• **Aim of the task**
Search the listing for the string "riktig" and copy every line that contains it.

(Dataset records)
----------------

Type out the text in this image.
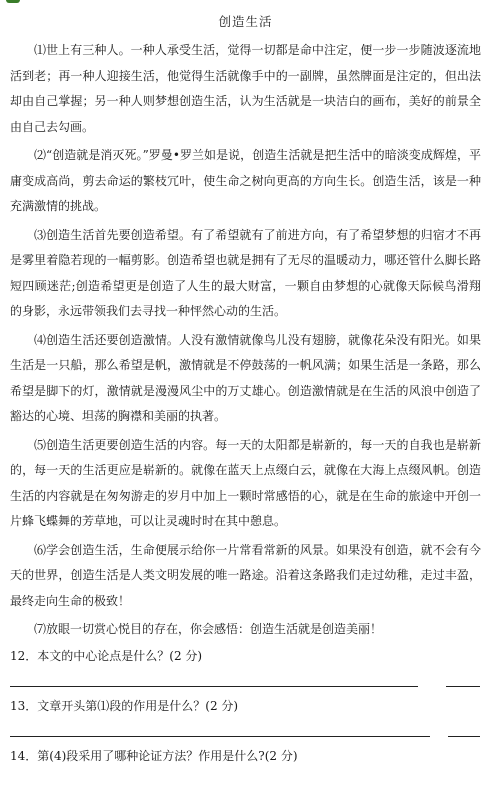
创造生活

⑴世上有三种人。一种人承受生活，觉得一切都是命中注定，便一步一步随波逐流地活到老；再一种人迎接生活，他觉得生活就像手中的一副牌，虽然牌面是注定的，但出法却由自己掌握；另一种人则梦想创造生活，认为生活就是一块洁白的画布，美好的前景全由自己去勾画。

⑵“创造就是消灭死。”罗曼•罗兰如是说，创造生活就是把生活中的暗淡变成辉煌，平庸变成高尚，剪去命运的繁枝冗叶，使生命之树向更高的方向生长。创造生活，该是一种充满激情的挑战。

⑶创造生活首先要创造希望。有了希望就有了前进方向，有了希望梦想的归宿才不再是雾里着隐若现的一幅剪影。创造希望也就是拥有了无尽的温暖动力，哪还管什么脚长路短四顾迷茫;创造希望更是创造了人生的最大财富，一颗自由梦想的心就像天际候鸟滑翔的身影，永远带领我们去寻找一种怦然心动的生活。

⑷创造生活还要创造激情。人没有激情就像鸟儿没有翅膀，就像花朵没有阳光。如果生活是一只船，那么希望是帆，激情就是不停鼓荡的一帆风满；如果生活是一条路，那么希望是脚下的灯，激情就是漫漫风尘中的万丈雄心。创造激情就是在生活的风浪中创造了豁达的心境、坦荡的胸襟和美丽的执著。

⑸创造生活更要创造生活的内容。每一天的太阳都是崭新的，每一天的自我也是崭新的，每一天的生活更应是崭新的。就像在蓝天上点缀白云，就像在大海上点缀风帆。创造生活的内容就是在匆匆游走的岁月中加上一颗时常感悟的心，就是在生命的旅途中开创一片蜂飞蝶舞的芳草地，可以让灵魂时时在其中憩息。

⑹学会创造生活，生命便展示给你一片常看常新的风景。如果没有创造，就不会有今天的世界，创造生活是人类文明发展的唯一路途。沿着这条路我们走过幼稚，走过丰盈，最终走向生命的极致！

⑺放眼一切赏心悦目的存在，你会感悟：创造生活就是创造美丽！

12．本文的中心论点是什么？(2 分)
13．文章开头第⑴段的作用是什么？(2 分)
14．第(4)段采用了哪种论证方法？作用是什么?(2 分)
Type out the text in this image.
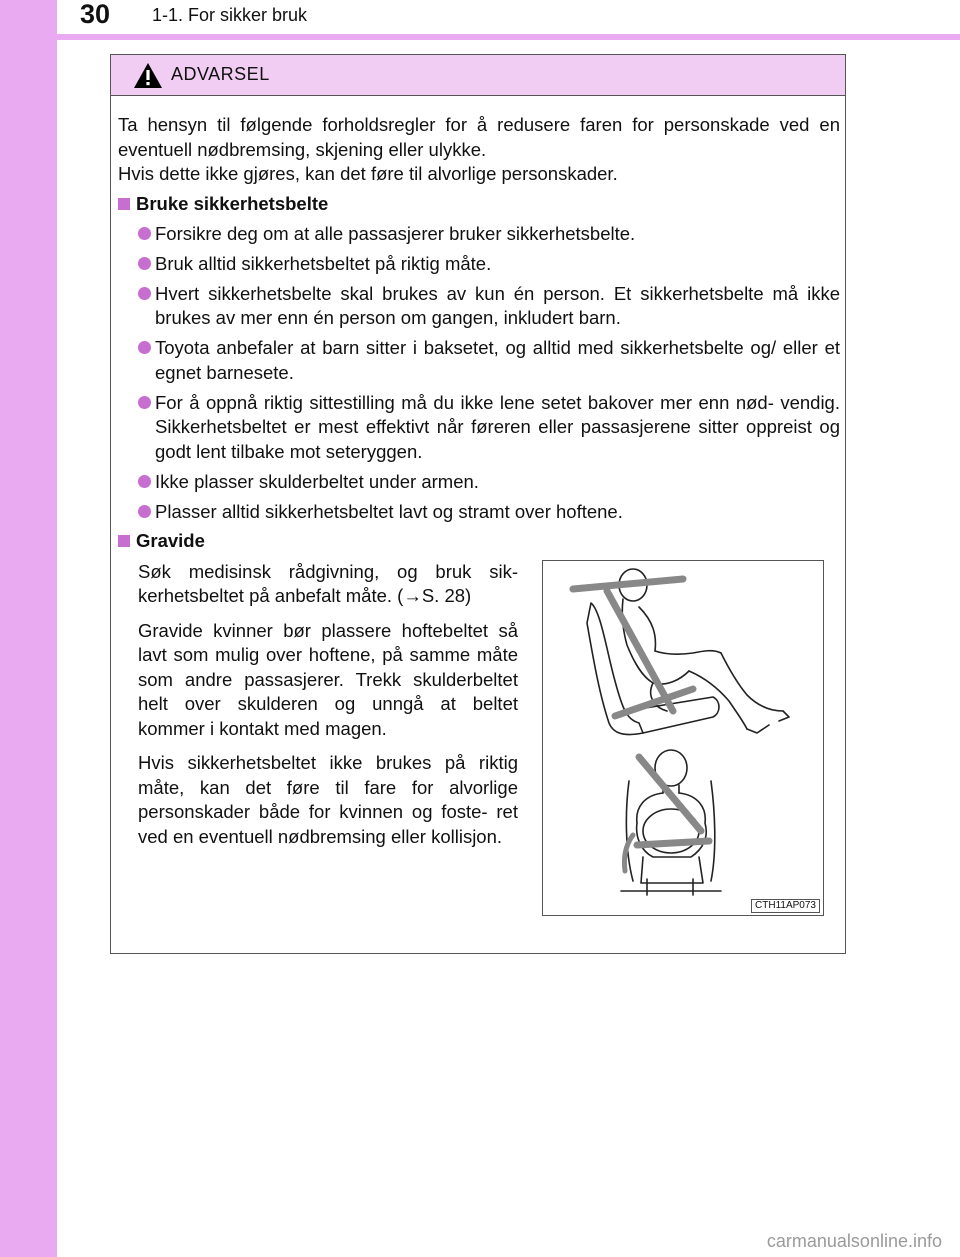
30 1-1. For sikker bruk
ADVARSEL

Ta hensyn til følgende forholdsregler for å redusere faren for personskade ved en eventuell nødbremsing, skjening eller ulykke.

Hvis dette ikke gjøres, kan det føre til alvorlige personskader.

Bruke sikkerhetsbelte
Forsikre deg om at alle passasjerer bruker sikkerhetsbelte.
Bruk alltid sikkerhetsbeltet på riktig måte.
Hvert sikkerhetsbelte skal brukes av kun én person. Et sikkerhetsbelte må ikke brukes av mer enn én person om gangen, inkludert barn.
Toyota anbefaler at barn sitter i baksetet, og alltid med sikkerhetsbelte og/ eller et egnet barnesete.
For å oppnå riktig sittestilling må du ikke lene setet bakover mer enn nød- vendig. Sikkerhetsbeltet er mest effektivt når føreren eller passasjerene sitter oppreist og godt lent tilbake mot seteryggen.
Ikke plasser skulderbeltet under armen.
Plasser alltid sikkerhetsbeltet lavt og stramt over hoftene.
Gravide

Søk medisinsk rådgivning, og bruk sik- kerhetsbeltet på anbefalt måte. (→S. 28)

Gravide kvinner bør plassere hoftebeltet så lavt som mulig over hoftene, på samme måte som andre passasjerer. Trekk skulderbeltet helt over skulderen og unngå at beltet kommer i kontakt med magen.

Hvis sikkerhetsbeltet ikke brukes på riktig måte, kan det føre til fare for alvorlige personskader både for kvinnen og foste- ret ved en eventuell nødbremsing eller kollisjon.

CTH11AP073
carmanualsonline.info
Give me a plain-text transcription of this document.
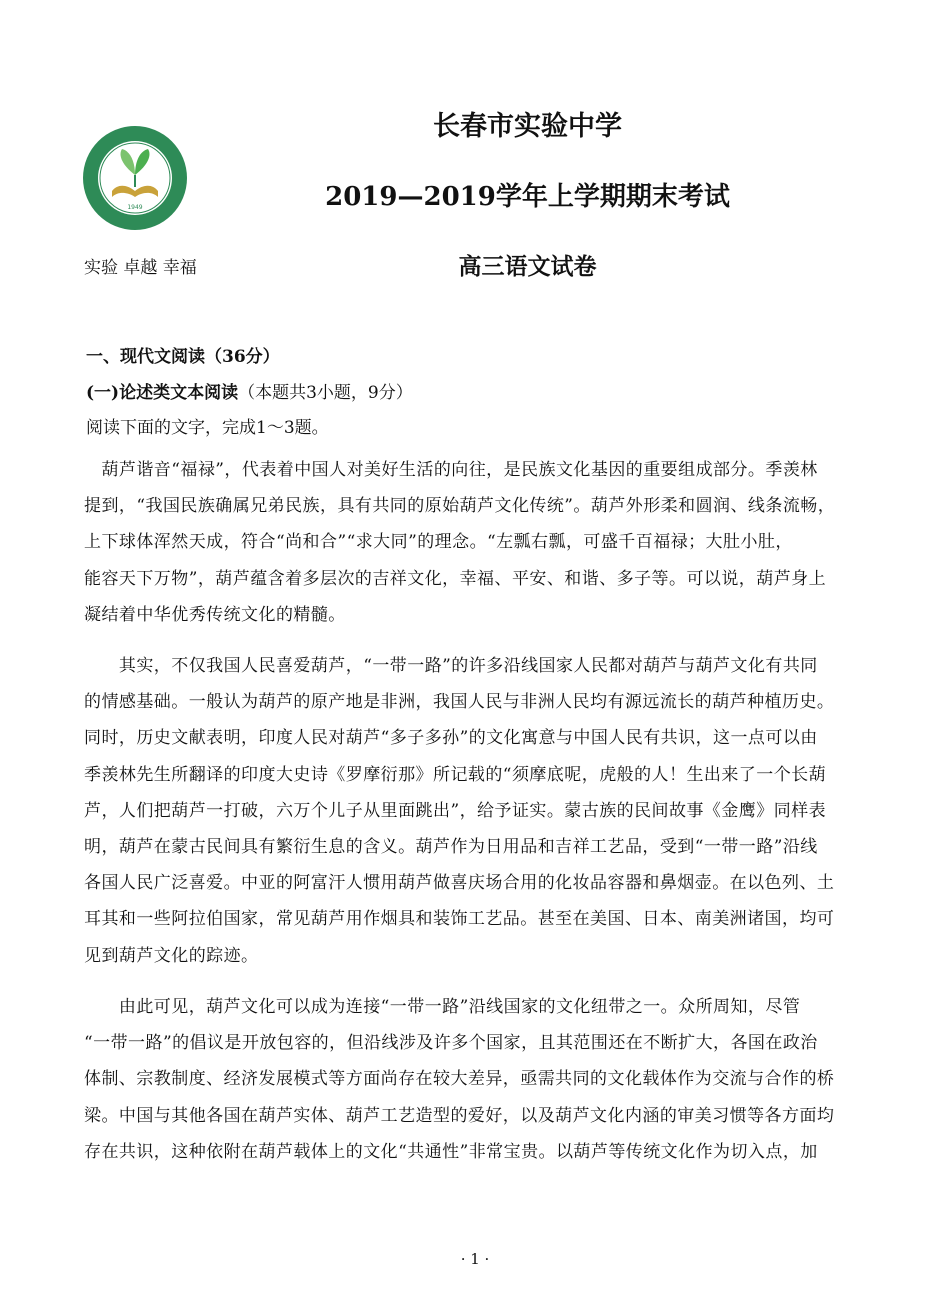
1949
长春市实验中学
2019—2019学年上学期期末考试
实验 卓越 幸福	高三语文试卷
一、现代文阅读（36分）
(一)论述类文本阅读（本题共3小题，9分）
阅读下面的文字，完成1～3题。
　葫芦谐音“福禄”，代表着中国人对美好生活的向往，是民族文化基因的重要组成部分。季羡林
提到，“我国民族确属兄弟民族，具有共同的原始葫芦文化传统”。葫芦外形柔和圆润、线条流畅，
上下球体浑然天成，符合“尚和合”“求大同”的理念。“左瓢右瓢，可盛千百福禄；大肚小肚，
能容天下万物”，葫芦蕴含着多层次的吉祥文化，幸福、平安、和谐、多子等。可以说，葫芦身上
凝结着中华优秀传统文化的精髓。
　　其实，不仅我国人民喜爱葫芦，“一带一路”的许多沿线国家人民都对葫芦与葫芦文化有共同
的情感基础。一般认为葫芦的原产地是非洲，我国人民与非洲人民均有源远流长的葫芦种植历史。
同时，历史文献表明，印度人民对葫芦“多子多孙”的文化寓意与中国人民有共识，这一点可以由
季羡林先生所翻译的印度大史诗《罗摩衍那》所记载的“须摩底呢，虎般的人！生出来了一个长葫
芦，人们把葫芦一打破，六万个儿子从里面跳出”，给予证实。蒙古族的民间故事《金鹰》同样表
明，葫芦在蒙古民间具有繁衍生息的含义。葫芦作为日用品和吉祥工艺品，受到“一带一路”沿线
各国人民广泛喜爱。中亚的阿富汗人惯用葫芦做喜庆场合用的化妆品容器和鼻烟壶。在以色列、土
耳其和一些阿拉伯国家，常见葫芦用作烟具和装饰工艺品。甚至在美国、日本、南美洲诸国，均可
见到葫芦文化的踪迹。
　　由此可见，葫芦文化可以成为连接“一带一路”沿线国家的文化纽带之一。众所周知，尽管
“一带一路”的倡议是开放包容的，但沿线涉及许多个国家，且其范围还在不断扩大，各国在政治
体制、宗教制度、经济发展模式等方面尚存在较大差异，亟需共同的文化载体作为交流与合作的桥
梁。中国与其他各国在葫芦实体、葫芦工艺造型的爱好，以及葫芦文化内涵的审美习惯等各方面均
存在共识，这种依附在葫芦载体上的文化“共通性”非常宝贵。以葫芦等传统文化作为切入点，加
· 1 ·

----------------

• **Solved problem**
Bruk alltid sikkerhetsbeltet på riktig måte.
For å oppnå riktig sittestilling må du ikke lene setet bakover mer enn nød- vendig. Sikkerhetsbeltet er mest effektivt når føreren eller passasjerene sitter oppreist og godt lent tilbake mot seteryggen.
Hvis sikkerhetsbeltet ikke brukes på riktig måte, kan det føre til fare for alvorlige personskader både for kvinnen og foste- ret ved en eventuell nødbremsing eller kollisjon.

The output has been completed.